Written exercise:
Word for word, repeat the entries, minus the pictures.

Exercise material:
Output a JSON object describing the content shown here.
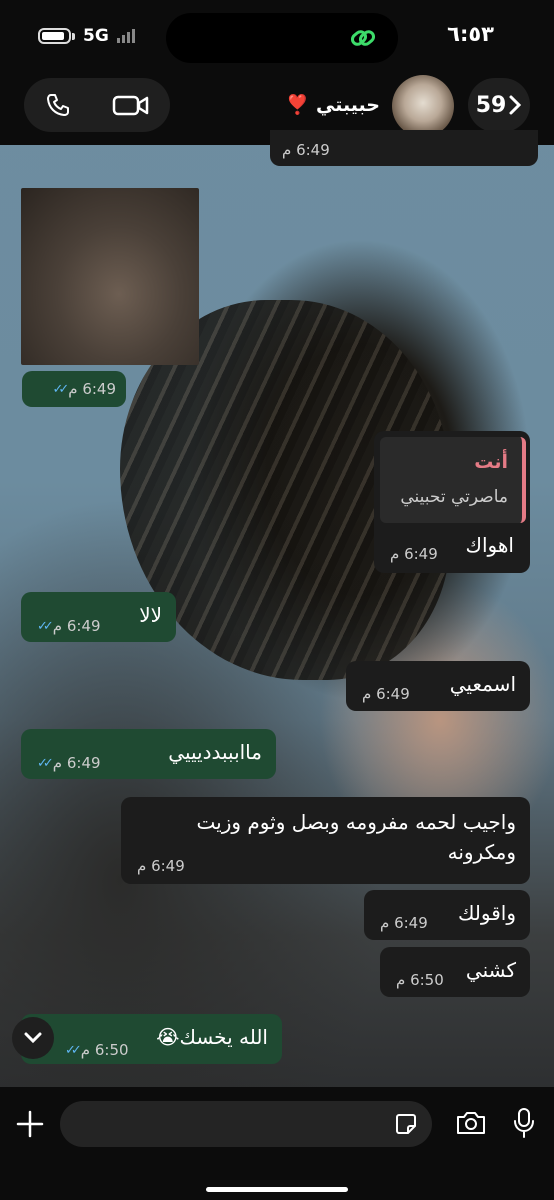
{
  "status_bar": {
    "time": "٦:٥٣",
    "network": "5G"
  },
  "header": {
    "contact_name": "حبيبتي ❣️",
    "unread_count": "59"
  },
  "messages": [
    {
      "time": "6:49 م"
    },
    {
      "time": "6:49 م"
    },
    {
      "reply_author": "أنت",
      "reply_text": "ماصرتي تحبيني",
      "text": "اهواك",
      "time": "6:49 م"
    },
    {
      "text": "لالا",
      "time": "6:49 م"
    },
    {
      "text": "اسمعيي",
      "time": "6:49 م"
    },
    {
      "text": "ماابببدديييي",
      "time": "6:49 م"
    },
    {
      "text": "واجيب لحمه مفرومه وبصل وثوم وزيت ومكرونه",
      "time": "6:49 م"
    },
    {
      "text": "واقولك",
      "time": "6:49 م"
    },
    {
      "text": "كشني",
      "time": "6:50 م"
    },
    {
      "text": "الله يخسك😭",
      "time": "6:50 م"
    }
  ],
  "colors": {
    "read_ticks": "#5fb6f2",
    "reply_accent": "#e57b86",
    "outgoing": "#1f4a32"
  }
}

Complete answer:
Output a JSON object describing the content shown here.
{
  "status_bar": {
    "time": "٦:٥٣",
    "network": "5G"
  },
  "header": {
    "contact_name": "حبيبتي ❣️",
    "unread_count": "59"
  },
  "messages": [
    {
      "time": "6:49 م"
    },
    {
      "time": "6:49 م"
    },
    {
      "reply_author": "أنت",
      "reply_text": "ماصرتي تحبيني",
      "text": "اهواك",
      "time": "6:49 م"
    },
    {
      "text": "لالا",
      "time": "6:49 م"
    },
    {
      "text": "اسمعيي",
      "time": "6:49 م"
    },
    {
      "text": "ماابببدديييي",
      "time": "6:49 م"
    },
    {
      "text": "واجيب لحمه مفرومه وبصل وثوم وزيت ومكرونه",
      "time": "6:49 م"
    },
    {
      "text": "واقولك",
      "time": "6:49 م"
    },
    {
      "text": "كشني",
      "time": "6:50 م"
    },
    {
      "text": "الله يخسك😭",
      "time": "6:50 م"
    }
  ],
  "colors": {
    "read_ticks": "#5fb6f2",
    "reply_accent": "#e57b86",
    "outgoing": "#1f4a32"
  }
}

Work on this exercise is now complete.